Recorded data —
....................

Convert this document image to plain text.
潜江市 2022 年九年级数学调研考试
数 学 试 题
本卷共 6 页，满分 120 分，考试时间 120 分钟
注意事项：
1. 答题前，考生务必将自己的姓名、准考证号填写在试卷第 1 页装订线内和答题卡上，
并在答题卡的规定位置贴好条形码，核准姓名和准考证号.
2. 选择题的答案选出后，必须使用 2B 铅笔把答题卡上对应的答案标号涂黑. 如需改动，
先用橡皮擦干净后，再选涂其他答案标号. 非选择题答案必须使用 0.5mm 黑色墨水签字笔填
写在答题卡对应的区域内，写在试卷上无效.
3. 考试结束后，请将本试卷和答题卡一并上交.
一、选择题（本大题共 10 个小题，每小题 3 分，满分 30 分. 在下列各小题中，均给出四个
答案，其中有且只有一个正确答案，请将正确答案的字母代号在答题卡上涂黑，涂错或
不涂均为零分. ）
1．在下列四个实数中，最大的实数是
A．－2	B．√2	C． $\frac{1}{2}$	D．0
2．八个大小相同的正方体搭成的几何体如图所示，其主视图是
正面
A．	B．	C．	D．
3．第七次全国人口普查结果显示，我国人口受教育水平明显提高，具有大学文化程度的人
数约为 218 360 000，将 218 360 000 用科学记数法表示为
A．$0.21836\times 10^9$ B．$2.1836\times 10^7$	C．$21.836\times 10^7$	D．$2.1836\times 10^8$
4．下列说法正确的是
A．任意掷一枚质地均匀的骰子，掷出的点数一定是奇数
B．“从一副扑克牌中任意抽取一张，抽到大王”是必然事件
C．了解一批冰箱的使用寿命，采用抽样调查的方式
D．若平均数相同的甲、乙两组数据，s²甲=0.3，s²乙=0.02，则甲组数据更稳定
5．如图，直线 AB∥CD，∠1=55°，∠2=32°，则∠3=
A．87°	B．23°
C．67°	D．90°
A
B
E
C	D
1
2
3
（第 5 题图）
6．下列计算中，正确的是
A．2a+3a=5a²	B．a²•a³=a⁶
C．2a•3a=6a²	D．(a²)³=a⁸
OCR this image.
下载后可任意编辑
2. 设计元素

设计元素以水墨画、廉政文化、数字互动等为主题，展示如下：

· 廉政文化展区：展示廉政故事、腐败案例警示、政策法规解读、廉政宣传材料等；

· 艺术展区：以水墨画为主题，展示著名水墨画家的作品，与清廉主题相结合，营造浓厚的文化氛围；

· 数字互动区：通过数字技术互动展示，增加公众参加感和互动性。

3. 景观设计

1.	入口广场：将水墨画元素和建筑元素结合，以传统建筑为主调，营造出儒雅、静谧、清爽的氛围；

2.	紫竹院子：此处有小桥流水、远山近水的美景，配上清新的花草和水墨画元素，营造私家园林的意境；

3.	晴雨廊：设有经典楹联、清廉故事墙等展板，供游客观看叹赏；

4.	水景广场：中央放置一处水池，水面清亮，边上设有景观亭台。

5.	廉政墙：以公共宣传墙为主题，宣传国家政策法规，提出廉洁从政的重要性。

....................

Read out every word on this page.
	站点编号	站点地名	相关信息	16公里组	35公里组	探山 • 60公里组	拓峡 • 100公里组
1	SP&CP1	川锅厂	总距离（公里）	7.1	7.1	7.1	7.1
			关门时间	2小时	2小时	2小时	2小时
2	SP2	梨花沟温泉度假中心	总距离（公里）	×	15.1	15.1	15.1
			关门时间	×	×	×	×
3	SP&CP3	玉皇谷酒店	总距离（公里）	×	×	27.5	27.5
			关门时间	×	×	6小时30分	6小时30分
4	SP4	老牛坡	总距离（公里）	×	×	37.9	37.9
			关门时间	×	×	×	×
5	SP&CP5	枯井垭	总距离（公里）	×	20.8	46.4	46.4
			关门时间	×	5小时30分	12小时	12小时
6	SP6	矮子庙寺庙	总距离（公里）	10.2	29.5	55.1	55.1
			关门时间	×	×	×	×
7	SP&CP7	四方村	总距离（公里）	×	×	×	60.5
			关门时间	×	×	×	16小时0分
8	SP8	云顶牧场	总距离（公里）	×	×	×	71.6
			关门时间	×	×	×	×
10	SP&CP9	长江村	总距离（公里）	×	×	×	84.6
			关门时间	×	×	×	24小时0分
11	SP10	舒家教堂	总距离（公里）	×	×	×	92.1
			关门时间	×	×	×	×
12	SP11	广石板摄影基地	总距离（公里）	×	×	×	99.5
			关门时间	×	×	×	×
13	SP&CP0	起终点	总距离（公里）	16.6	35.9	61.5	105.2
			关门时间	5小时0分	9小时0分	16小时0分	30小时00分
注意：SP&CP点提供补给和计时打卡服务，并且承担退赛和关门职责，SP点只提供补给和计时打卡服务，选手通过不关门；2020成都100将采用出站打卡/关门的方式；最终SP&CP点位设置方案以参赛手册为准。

....................

Task brief — Return every line above that contains the word "this".

Written reply —
Convert this document image to plain text.
OCR this image.
Read out every word on this page.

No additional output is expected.